** WHAT IS NEEDED **
Copy the entries below exactly. Images do not belong in the copy.

** EXERCISE MATERIAL **
□ □ □
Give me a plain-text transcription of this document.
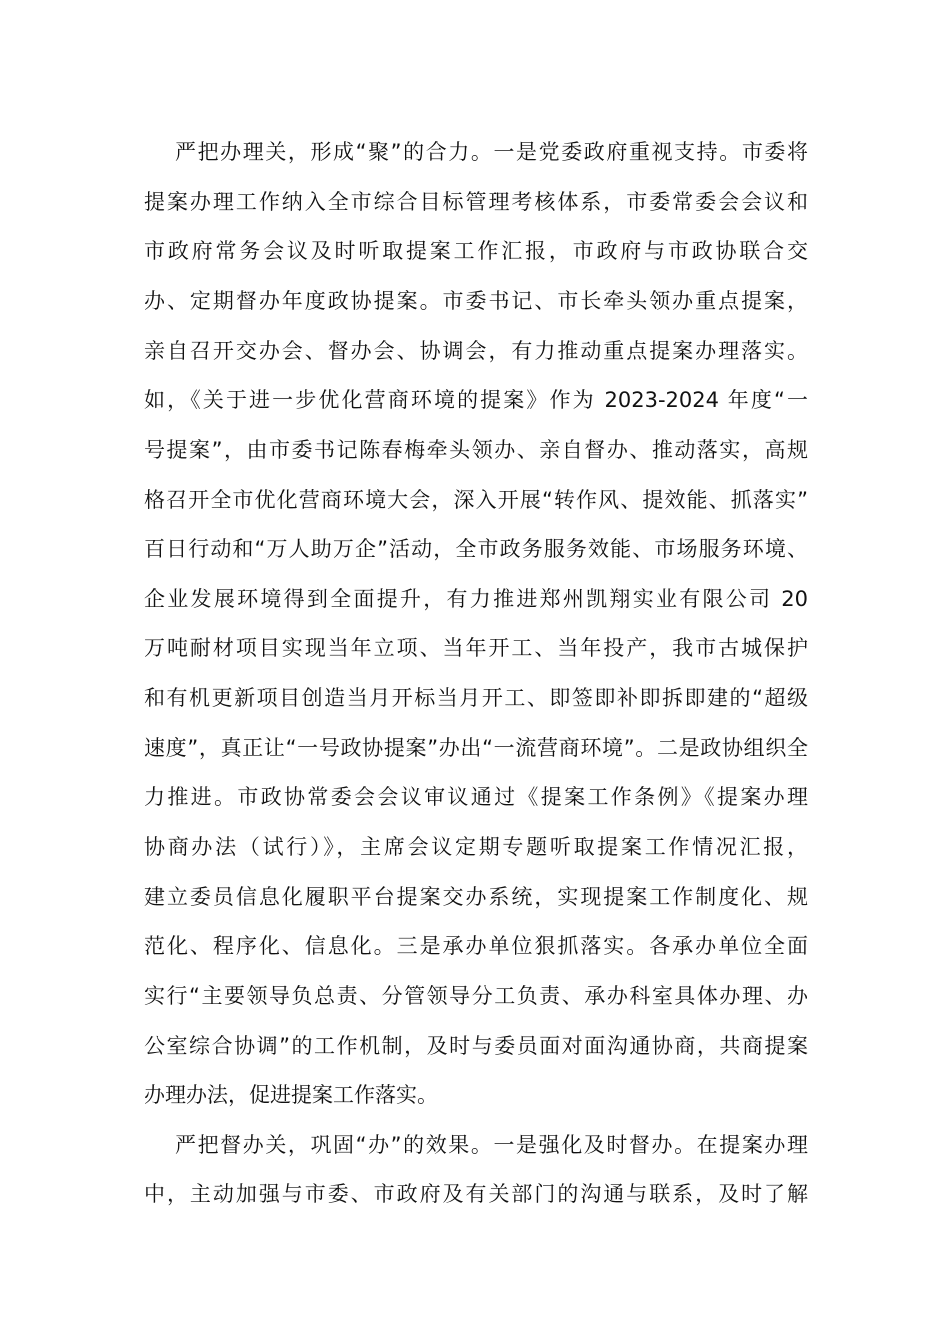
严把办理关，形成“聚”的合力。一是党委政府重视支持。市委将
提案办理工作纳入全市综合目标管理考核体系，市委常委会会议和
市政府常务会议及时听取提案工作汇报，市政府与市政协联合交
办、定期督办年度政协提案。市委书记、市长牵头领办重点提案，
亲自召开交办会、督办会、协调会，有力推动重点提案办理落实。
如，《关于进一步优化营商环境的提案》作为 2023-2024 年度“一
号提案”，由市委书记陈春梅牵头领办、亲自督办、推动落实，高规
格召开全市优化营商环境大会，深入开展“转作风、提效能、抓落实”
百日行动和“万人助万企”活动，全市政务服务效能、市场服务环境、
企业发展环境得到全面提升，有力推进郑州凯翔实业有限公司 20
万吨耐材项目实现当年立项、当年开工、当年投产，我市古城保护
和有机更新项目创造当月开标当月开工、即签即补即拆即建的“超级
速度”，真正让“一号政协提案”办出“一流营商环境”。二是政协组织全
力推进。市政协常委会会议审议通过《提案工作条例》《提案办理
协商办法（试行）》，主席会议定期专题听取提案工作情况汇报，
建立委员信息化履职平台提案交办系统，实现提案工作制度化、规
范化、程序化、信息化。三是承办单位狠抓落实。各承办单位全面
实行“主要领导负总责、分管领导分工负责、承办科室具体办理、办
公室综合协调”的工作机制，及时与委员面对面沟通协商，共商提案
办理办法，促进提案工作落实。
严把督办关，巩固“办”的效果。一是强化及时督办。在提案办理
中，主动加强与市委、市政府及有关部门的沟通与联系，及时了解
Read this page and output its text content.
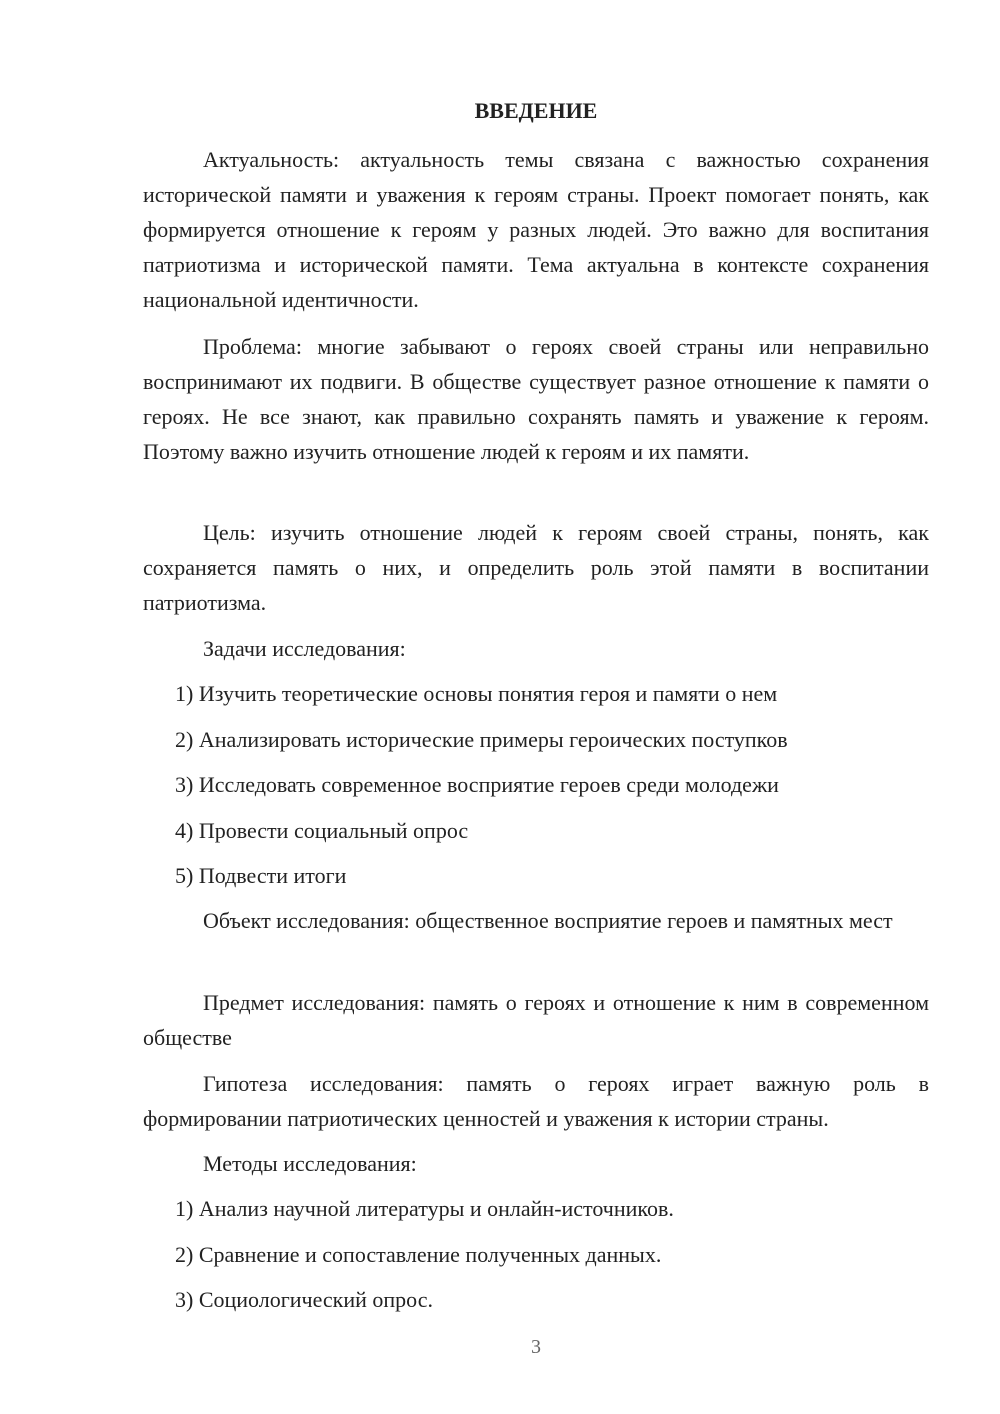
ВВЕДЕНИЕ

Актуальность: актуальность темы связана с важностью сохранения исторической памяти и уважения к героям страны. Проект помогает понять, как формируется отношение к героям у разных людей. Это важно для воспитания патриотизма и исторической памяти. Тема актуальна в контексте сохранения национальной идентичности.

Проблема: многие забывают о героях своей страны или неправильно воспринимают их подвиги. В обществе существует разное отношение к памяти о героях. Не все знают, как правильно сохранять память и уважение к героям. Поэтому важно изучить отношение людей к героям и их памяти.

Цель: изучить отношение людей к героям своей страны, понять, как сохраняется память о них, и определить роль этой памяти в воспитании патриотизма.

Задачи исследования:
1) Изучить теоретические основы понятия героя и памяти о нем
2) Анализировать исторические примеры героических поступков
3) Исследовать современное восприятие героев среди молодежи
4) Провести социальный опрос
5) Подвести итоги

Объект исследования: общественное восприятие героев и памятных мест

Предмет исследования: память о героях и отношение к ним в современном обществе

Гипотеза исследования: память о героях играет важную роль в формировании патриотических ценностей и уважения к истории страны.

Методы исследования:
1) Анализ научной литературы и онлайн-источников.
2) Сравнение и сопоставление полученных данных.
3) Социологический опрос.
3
□ □ □
** EXERCISE OUTPUT **
Give me a plain-text transcription of this document.
严把办理关，形成“聚”的合力。一是党委政府重视支持。市委将
提案办理工作纳入全市综合目标管理考核体系，市委常委会会议和
市政府常务会议及时听取提案工作汇报，市政府与市政协联合交
办、定期督办年度政协提案。市委书记、市长牵头领办重点提案，
亲自召开交办会、督办会、协调会，有力推动重点提案办理落实。
如，《关于进一步优化营商环境的提案》作为 2023-2024 年度“一
号提案”，由市委书记陈春梅牵头领办、亲自督办、推动落实，高规
格召开全市优化营商环境大会，深入开展“转作风、提效能、抓落实”
百日行动和“万人助万企”活动，全市政务服务效能、市场服务环境、
企业发展环境得到全面提升，有力推进郑州凯翔实业有限公司 20
万吨耐材项目实现当年立项、当年开工、当年投产，我市古城保护
和有机更新项目创造当月开标当月开工、即签即补即拆即建的“超级
速度”，真正让“一号政协提案”办出“一流营商环境”。二是政协组织全
力推进。市政协常委会会议审议通过《提案工作条例》《提案办理
协商办法（试行）》，主席会议定期专题听取提案工作情况汇报，
建立委员信息化履职平台提案交办系统，实现提案工作制度化、规
范化、程序化、信息化。三是承办单位狠抓落实。各承办单位全面
实行“主要领导负总责、分管领导分工负责、承办科室具体办理、办
公室综合协调”的工作机制，及时与委员面对面沟通协商，共商提案
办理办法，促进提案工作落实。
严把督办关，巩固“办”的效果。一是强化及时督办。在提案办理
中，主动加强与市委、市政府及有关部门的沟通与联系，及时了解
Read this page and output its text content.
ВВЕДЕНИЕ

Актуальность: актуальность темы связана с важностью сохранения исторической памяти и уважения к героям страны. Проект помогает понять, как формируется отношение к героям у разных людей. Это важно для воспитания патриотизма и исторической памяти. Тема актуальна в контексте сохранения национальной идентичности.

Проблема: многие забывают о героях своей страны или неправильно воспринимают их подвиги. В обществе существует разное отношение к памяти о героях. Не все знают, как правильно сохранять память и уважение к героям. Поэтому важно изучить отношение людей к героям и их памяти.

Цель: изучить отношение людей к героям своей страны, понять, как сохраняется память о них, и определить роль этой памяти в воспитании патриотизма.

Задачи исследования:
1) Изучить теоретические основы понятия героя и памяти о нем
2) Анализировать исторические примеры героических поступков
3) Исследовать современное восприятие героев среди молодежи
4) Провести социальный опрос
5) Подвести итоги

Объект исследования: общественное восприятие героев и памятных мест

Предмет исследования: память о героях и отношение к ним в современном обществе

Гипотеза исследования: память о героях играет важную роль в формировании патриотических ценностей и уважения к истории страны.

Методы исследования:
1) Анализ научной литературы и онлайн-источников.
2) Сравнение и сопоставление полученных данных.
3) Социологический опрос.
3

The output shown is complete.